● Aim: Give every line of the data again, unchanged, but with no pictures.

---

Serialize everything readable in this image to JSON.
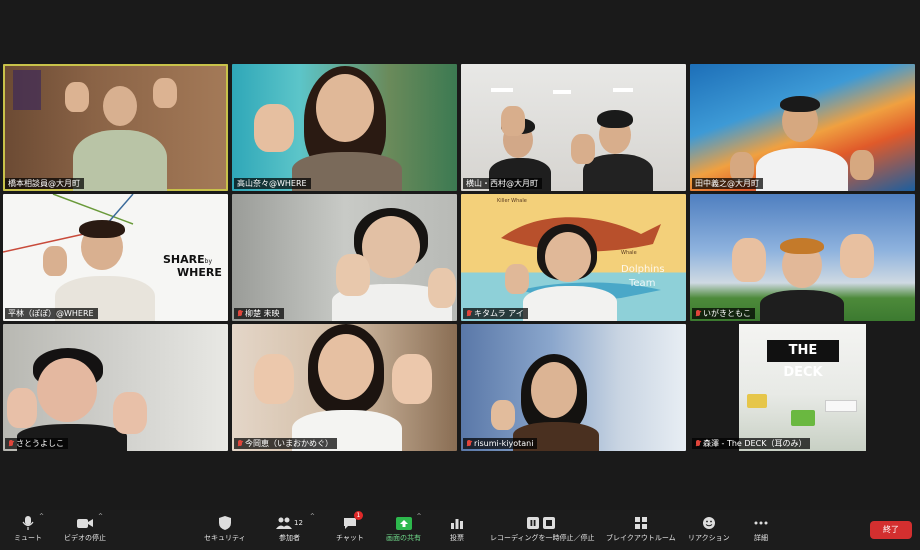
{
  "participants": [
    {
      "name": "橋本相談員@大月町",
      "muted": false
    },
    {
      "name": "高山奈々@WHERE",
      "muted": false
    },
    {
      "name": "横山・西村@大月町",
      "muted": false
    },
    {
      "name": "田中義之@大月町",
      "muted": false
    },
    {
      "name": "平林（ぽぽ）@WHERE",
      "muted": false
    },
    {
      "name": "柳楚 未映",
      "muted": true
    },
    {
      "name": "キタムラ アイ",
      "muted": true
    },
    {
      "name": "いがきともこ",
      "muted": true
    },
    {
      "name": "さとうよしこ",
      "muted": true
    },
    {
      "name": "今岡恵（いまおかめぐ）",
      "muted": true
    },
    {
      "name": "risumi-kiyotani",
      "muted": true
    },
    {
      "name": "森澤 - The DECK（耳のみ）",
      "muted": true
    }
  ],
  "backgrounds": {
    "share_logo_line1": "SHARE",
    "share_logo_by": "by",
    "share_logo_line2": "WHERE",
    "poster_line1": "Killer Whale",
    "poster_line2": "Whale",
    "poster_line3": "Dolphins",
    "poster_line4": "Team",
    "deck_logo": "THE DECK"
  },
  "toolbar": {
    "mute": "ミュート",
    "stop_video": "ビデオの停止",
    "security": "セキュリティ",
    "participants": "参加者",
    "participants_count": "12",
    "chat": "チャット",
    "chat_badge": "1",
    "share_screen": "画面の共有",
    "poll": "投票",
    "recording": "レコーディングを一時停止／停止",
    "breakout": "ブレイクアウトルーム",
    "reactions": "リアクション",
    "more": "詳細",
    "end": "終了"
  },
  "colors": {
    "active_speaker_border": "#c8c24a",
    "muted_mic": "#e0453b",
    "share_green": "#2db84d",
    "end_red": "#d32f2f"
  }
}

---

● Exercise output:
Serialize everything readable in this image to JSON.
{
  "participants": [
    {
      "name": "橋本相談員@大月町",
      "muted": false
    },
    {
      "name": "高山奈々@WHERE",
      "muted": false
    },
    {
      "name": "横山・西村@大月町",
      "muted": false
    },
    {
      "name": "田中義之@大月町",
      "muted": false
    },
    {
      "name": "平林（ぽぽ）@WHERE",
      "muted": false
    },
    {
      "name": "柳楚 未映",
      "muted": true
    },
    {
      "name": "キタムラ アイ",
      "muted": true
    },
    {
      "name": "いがきともこ",
      "muted": true
    },
    {
      "name": "さとうよしこ",
      "muted": true
    },
    {
      "name": "今岡恵（いまおかめぐ）",
      "muted": true
    },
    {
      "name": "risumi-kiyotani",
      "muted": true
    },
    {
      "name": "森澤 - The DECK（耳のみ）",
      "muted": true
    }
  ],
  "backgrounds": {
    "share_logo_line1": "SHARE",
    "share_logo_by": "by",
    "share_logo_line2": "WHERE",
    "poster_line1": "Killer Whale",
    "poster_line2": "Whale",
    "poster_line3": "Dolphins",
    "poster_line4": "Team",
    "deck_logo": "THE DECK"
  },
  "toolbar": {
    "mute": "ミュート",
    "stop_video": "ビデオの停止",
    "security": "セキュリティ",
    "participants": "参加者",
    "participants_count": "12",
    "chat": "チャット",
    "chat_badge": "1",
    "share_screen": "画面の共有",
    "poll": "投票",
    "recording": "レコーディングを一時停止／停止",
    "breakout": "ブレイクアウトルーム",
    "reactions": "リアクション",
    "more": "詳細",
    "end": "終了"
  },
  "colors": {
    "active_speaker_border": "#c8c24a",
    "muted_mic": "#e0453b",
    "share_green": "#2db84d",
    "end_red": "#d32f2f"
  }
}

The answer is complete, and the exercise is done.